Pick out every line that holds the string "Sizechart" and copy it.

[Figure content listings]
-.-.-

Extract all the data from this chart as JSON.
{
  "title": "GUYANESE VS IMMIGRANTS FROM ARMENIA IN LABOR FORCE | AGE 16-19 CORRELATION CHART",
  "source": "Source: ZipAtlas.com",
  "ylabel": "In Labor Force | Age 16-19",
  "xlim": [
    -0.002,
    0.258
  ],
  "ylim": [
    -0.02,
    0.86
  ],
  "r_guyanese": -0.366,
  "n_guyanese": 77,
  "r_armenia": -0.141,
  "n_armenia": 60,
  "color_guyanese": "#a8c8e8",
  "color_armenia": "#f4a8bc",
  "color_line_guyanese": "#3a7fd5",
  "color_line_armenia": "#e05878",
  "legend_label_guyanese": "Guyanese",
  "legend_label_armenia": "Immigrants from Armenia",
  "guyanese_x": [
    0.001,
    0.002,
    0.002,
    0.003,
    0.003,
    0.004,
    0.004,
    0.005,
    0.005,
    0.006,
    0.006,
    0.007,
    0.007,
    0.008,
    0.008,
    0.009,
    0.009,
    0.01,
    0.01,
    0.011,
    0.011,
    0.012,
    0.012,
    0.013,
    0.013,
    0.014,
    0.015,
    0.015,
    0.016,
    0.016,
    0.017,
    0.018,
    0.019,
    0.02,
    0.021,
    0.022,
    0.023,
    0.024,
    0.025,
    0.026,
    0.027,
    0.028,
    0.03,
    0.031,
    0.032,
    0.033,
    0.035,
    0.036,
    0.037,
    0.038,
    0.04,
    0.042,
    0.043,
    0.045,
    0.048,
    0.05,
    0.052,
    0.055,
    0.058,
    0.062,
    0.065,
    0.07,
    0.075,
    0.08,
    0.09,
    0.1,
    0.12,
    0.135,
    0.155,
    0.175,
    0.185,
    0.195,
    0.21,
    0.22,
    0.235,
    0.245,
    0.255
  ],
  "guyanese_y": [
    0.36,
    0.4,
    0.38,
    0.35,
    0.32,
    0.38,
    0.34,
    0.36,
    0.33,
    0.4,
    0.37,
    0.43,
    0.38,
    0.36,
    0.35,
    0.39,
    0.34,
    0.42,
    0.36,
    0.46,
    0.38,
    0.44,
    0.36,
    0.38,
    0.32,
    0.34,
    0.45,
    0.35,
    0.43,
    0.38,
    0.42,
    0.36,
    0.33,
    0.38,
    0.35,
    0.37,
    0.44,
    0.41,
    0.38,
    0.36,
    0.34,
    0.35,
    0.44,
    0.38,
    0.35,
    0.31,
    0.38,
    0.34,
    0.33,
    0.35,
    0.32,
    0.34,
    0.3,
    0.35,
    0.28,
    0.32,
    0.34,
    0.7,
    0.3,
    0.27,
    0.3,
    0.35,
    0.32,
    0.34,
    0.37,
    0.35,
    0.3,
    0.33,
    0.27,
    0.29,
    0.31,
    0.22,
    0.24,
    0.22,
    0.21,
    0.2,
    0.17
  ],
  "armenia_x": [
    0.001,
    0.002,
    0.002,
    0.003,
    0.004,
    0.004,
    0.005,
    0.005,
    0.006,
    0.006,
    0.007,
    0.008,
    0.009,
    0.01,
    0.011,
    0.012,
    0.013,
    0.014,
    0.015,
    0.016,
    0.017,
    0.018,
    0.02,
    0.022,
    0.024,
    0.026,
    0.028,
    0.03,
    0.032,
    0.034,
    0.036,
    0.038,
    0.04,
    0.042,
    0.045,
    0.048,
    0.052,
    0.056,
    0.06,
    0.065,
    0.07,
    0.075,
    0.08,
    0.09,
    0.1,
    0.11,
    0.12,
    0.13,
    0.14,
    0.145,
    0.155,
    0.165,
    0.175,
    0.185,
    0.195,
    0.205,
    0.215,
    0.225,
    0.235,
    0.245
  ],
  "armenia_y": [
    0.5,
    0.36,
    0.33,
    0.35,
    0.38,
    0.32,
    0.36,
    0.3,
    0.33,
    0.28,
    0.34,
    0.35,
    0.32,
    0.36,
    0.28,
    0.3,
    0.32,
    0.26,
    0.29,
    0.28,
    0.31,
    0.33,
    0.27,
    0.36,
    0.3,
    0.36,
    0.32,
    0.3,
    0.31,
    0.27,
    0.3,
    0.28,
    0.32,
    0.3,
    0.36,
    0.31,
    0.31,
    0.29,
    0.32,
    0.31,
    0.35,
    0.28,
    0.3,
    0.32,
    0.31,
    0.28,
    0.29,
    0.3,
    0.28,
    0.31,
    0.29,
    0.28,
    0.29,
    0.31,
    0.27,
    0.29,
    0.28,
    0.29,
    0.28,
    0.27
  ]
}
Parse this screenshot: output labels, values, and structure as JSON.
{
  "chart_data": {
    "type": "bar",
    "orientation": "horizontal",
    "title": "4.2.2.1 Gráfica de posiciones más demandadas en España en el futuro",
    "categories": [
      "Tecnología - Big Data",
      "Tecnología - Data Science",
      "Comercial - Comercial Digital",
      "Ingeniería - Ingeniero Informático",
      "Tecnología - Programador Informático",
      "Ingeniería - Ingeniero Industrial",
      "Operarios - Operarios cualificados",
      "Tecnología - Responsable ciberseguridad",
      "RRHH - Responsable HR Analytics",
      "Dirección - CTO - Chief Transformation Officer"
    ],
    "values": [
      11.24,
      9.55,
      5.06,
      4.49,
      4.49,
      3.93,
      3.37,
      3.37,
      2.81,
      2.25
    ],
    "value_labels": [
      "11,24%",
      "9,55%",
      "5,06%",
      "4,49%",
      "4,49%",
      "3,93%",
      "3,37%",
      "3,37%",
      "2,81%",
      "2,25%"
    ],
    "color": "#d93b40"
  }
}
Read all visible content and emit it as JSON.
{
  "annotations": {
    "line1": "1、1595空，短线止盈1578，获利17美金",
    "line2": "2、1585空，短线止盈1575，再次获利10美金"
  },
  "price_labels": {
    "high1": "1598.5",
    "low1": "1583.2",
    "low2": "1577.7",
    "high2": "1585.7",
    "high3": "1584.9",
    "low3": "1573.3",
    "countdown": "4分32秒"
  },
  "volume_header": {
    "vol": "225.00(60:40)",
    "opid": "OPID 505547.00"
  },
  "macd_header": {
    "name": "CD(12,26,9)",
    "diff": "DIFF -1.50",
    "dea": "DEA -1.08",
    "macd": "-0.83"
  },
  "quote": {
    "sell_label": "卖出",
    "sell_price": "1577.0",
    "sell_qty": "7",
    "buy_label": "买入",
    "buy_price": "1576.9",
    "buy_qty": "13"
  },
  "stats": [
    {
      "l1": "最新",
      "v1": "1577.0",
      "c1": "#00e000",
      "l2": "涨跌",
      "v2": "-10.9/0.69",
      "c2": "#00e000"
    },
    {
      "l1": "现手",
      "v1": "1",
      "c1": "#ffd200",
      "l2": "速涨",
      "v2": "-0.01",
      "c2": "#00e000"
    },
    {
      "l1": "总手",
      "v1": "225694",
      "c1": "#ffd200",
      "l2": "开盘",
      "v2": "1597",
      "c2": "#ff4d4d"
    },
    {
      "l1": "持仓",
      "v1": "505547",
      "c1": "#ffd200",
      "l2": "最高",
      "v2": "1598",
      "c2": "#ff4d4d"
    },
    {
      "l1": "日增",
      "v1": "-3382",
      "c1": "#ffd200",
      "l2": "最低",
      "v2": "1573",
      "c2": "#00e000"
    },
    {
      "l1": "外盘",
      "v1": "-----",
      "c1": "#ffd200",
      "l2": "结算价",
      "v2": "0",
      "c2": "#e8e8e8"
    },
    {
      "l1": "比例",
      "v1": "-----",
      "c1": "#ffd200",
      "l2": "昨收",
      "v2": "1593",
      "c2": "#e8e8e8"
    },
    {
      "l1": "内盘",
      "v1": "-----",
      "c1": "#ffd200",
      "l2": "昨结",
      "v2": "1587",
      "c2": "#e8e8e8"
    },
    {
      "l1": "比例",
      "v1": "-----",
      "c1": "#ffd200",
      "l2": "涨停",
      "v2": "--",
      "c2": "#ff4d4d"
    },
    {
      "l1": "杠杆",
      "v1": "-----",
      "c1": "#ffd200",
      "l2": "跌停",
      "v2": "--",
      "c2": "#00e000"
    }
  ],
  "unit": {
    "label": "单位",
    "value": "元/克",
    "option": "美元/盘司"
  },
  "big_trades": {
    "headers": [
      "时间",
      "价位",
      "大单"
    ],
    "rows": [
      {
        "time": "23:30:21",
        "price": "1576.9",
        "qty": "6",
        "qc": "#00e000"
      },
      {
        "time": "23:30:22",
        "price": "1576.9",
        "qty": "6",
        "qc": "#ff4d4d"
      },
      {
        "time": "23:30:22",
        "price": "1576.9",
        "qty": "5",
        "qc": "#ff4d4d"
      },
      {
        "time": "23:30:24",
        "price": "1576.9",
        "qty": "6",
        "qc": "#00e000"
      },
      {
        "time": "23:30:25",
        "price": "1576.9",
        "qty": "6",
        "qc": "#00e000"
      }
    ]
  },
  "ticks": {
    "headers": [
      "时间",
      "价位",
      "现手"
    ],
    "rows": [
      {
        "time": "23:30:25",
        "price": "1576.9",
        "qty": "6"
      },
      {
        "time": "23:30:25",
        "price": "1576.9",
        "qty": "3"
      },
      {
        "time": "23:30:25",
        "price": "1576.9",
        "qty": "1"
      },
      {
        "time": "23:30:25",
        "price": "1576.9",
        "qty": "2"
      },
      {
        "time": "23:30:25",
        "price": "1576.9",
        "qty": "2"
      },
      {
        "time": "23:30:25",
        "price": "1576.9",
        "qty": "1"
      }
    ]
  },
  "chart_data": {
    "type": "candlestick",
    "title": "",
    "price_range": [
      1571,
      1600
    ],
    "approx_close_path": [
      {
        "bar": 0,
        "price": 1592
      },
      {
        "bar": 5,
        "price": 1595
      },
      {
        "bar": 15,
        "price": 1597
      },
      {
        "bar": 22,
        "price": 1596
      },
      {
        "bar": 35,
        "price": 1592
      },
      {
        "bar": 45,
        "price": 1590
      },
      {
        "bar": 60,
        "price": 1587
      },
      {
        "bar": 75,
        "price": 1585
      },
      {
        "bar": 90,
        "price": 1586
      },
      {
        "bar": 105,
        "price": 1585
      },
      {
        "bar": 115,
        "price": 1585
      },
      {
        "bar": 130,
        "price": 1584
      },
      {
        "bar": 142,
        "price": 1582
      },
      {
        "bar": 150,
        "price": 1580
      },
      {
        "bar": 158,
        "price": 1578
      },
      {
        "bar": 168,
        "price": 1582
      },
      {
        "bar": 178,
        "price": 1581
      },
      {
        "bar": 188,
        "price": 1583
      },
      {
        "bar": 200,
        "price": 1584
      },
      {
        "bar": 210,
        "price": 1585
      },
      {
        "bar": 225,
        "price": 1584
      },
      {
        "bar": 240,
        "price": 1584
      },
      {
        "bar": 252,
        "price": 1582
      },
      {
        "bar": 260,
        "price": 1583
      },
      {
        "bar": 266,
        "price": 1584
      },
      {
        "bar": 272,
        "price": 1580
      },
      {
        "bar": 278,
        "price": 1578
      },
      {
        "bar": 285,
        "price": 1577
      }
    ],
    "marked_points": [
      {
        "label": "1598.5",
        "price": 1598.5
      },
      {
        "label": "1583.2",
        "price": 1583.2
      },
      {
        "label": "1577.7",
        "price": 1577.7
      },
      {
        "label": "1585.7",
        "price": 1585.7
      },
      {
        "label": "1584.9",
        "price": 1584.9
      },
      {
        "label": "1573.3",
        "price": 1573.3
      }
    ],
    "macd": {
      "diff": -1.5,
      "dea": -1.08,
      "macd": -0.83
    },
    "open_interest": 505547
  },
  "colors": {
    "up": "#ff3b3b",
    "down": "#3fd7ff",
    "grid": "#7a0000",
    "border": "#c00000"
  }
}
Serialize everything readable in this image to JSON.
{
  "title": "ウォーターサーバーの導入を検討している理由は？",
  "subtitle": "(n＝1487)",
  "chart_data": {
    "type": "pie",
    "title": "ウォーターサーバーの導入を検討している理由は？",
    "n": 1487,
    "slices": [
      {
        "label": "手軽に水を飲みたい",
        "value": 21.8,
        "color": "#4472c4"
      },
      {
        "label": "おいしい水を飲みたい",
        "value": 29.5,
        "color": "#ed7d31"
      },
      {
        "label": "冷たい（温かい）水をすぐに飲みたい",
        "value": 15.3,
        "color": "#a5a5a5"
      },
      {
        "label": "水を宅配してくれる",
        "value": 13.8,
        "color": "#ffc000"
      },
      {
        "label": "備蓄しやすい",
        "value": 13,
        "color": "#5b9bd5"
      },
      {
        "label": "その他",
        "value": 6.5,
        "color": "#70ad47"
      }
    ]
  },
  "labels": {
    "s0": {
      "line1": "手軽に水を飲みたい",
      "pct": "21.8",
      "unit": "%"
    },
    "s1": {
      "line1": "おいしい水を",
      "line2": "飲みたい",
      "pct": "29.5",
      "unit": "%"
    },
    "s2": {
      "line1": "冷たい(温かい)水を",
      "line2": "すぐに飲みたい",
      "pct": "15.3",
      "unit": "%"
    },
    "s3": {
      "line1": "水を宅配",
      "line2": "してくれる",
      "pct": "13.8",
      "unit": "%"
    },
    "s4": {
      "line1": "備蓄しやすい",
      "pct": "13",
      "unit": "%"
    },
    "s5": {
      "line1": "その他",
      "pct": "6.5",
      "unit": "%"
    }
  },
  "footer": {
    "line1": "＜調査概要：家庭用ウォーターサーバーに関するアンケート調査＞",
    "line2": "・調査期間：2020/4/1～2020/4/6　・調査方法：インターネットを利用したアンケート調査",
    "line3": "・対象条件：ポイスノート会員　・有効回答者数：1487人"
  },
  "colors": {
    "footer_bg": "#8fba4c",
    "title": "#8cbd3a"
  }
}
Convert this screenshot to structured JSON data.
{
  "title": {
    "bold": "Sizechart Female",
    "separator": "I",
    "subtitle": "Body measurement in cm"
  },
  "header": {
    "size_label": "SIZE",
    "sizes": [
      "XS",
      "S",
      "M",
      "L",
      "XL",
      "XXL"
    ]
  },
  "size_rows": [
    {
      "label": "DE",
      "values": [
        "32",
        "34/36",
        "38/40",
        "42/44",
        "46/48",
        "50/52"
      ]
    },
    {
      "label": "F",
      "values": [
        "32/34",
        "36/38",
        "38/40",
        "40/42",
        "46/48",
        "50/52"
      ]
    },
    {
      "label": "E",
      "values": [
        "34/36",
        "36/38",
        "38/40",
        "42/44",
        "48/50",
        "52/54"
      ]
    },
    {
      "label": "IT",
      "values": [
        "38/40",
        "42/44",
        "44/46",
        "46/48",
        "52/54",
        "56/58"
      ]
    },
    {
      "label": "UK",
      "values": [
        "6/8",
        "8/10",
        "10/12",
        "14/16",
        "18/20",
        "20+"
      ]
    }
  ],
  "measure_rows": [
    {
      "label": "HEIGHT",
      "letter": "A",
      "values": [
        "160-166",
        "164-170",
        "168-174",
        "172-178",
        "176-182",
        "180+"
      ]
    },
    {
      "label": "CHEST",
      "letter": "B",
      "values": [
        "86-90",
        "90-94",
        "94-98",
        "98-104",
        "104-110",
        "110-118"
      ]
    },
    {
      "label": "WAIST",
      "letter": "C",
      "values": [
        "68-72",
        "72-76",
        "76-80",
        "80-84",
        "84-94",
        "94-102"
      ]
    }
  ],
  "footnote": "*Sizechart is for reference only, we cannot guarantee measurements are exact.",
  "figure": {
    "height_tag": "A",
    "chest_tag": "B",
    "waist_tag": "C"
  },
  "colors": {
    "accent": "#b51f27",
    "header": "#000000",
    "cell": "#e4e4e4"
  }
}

-.-.-

■ Solution for this problem
    "bold": "Sizechart Female",
  "footnote": "*Sizechart is for reference only, we cannot guarantee measurements are exact.",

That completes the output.